(Saved data entries)

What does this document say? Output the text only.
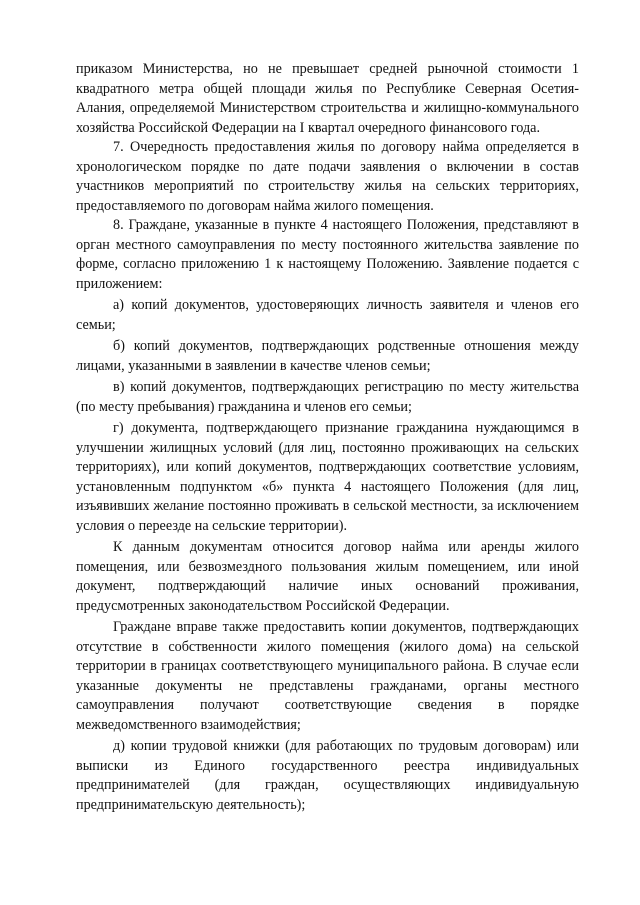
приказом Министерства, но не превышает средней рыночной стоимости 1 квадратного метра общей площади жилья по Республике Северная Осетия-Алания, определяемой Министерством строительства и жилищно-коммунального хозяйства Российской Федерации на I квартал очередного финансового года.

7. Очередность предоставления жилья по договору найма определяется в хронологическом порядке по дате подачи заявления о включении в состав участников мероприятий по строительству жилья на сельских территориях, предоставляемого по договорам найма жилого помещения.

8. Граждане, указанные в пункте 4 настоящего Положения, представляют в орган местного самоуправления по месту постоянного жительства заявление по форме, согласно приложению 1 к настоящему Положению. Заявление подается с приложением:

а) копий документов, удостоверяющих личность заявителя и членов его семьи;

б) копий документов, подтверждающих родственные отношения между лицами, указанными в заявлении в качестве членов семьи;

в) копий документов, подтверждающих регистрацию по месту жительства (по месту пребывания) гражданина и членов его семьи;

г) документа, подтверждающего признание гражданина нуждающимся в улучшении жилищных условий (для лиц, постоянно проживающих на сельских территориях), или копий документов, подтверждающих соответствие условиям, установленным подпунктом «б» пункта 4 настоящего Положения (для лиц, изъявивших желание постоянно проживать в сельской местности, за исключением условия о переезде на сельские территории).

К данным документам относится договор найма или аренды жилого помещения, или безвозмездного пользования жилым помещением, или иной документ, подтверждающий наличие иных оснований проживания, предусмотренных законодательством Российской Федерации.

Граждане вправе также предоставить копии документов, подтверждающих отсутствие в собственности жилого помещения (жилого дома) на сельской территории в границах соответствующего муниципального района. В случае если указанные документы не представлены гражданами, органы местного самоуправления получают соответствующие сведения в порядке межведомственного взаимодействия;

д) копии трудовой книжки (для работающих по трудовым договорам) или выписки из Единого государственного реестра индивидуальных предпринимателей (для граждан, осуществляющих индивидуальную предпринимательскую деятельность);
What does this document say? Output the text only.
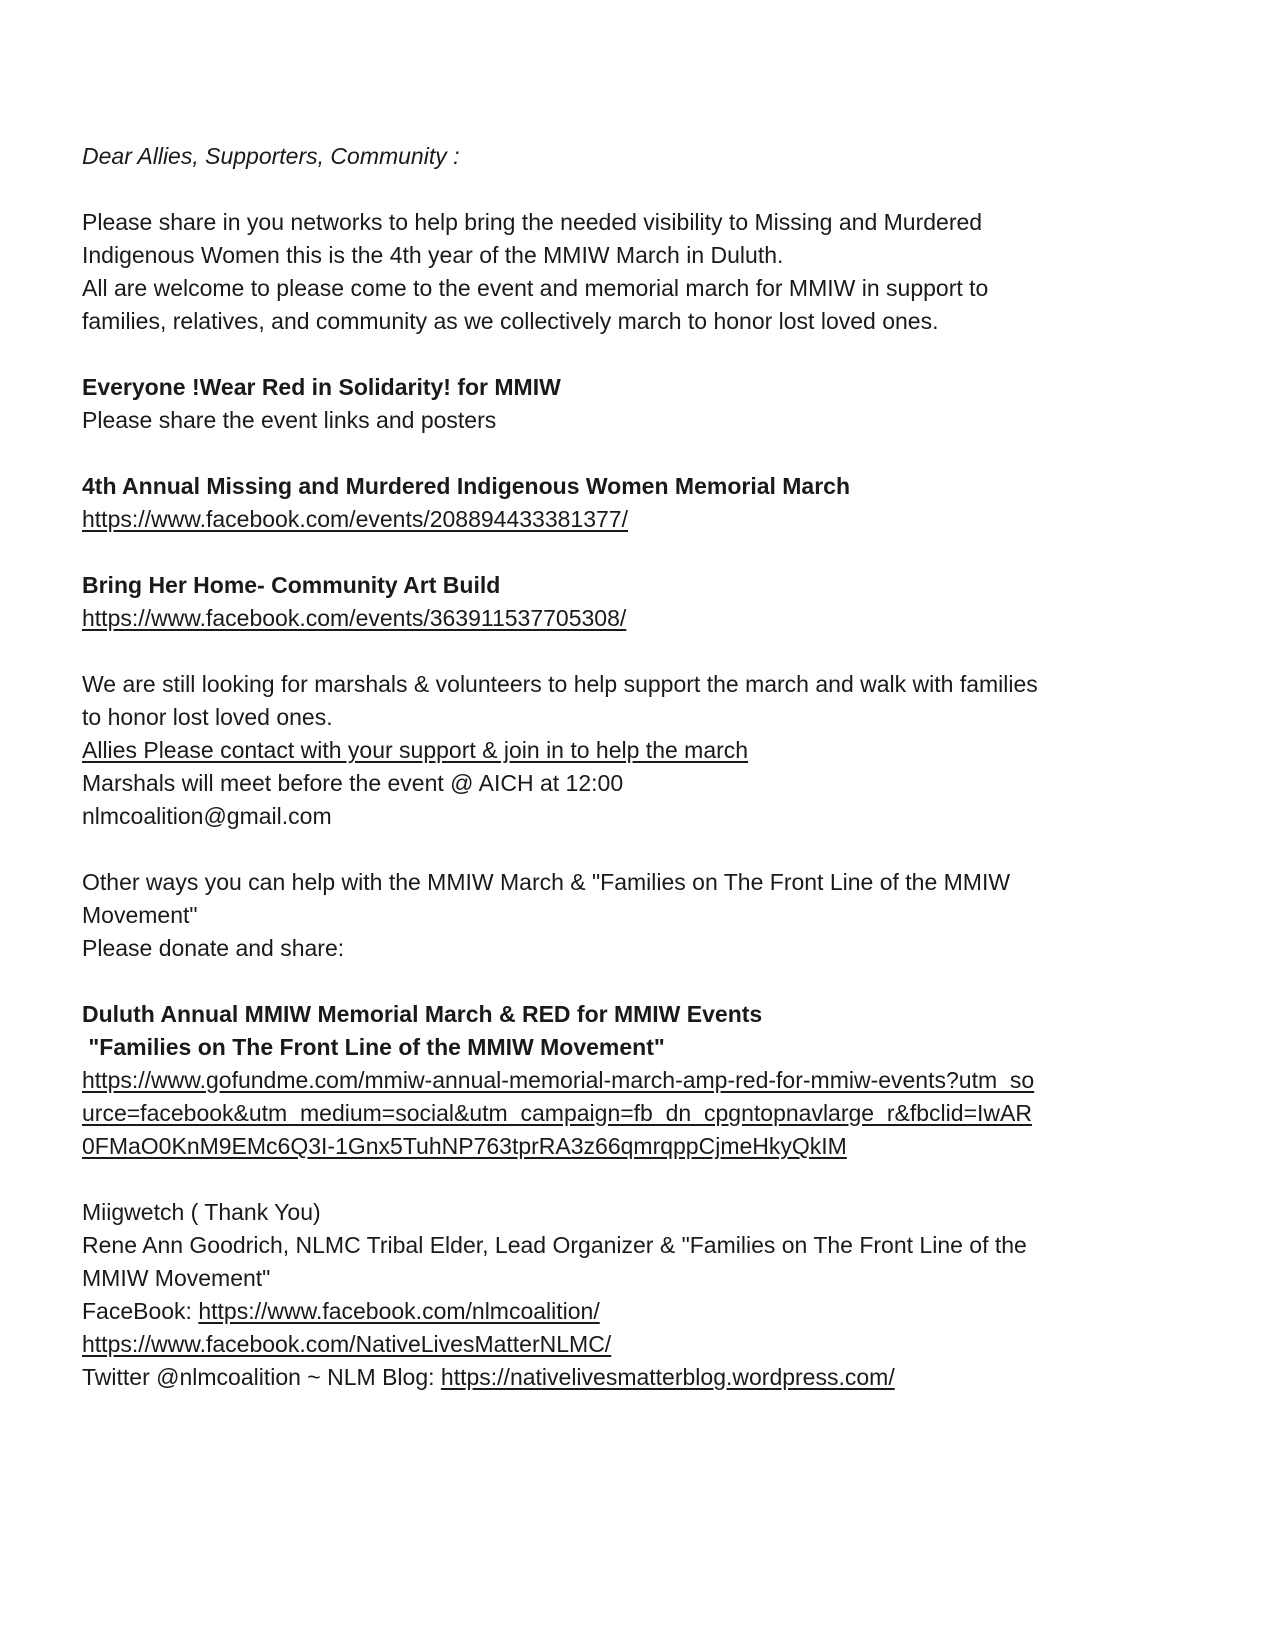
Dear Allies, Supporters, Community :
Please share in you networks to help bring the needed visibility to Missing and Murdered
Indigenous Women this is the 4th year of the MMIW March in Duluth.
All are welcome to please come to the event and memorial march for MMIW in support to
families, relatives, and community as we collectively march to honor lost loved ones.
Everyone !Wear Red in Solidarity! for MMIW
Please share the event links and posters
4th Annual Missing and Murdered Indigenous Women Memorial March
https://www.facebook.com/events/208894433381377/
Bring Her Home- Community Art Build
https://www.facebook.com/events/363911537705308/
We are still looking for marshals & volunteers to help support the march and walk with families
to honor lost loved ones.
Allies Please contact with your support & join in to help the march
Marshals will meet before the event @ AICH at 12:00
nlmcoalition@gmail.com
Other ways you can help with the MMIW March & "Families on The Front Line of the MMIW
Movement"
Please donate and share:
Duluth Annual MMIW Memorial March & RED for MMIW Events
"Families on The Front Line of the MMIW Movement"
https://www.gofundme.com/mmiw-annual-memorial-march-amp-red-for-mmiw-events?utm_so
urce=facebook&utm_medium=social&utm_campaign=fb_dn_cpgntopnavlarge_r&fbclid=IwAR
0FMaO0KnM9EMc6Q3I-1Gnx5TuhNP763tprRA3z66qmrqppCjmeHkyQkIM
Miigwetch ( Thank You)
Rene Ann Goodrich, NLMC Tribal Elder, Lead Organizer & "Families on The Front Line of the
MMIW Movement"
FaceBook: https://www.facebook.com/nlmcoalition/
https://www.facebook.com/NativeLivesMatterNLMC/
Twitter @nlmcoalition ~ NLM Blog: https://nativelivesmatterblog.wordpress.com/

▶ Aim:
Tally the lines of the preceding listing in which the word "сельских" appears; state nothing but the total.

▶ Response to this task:
2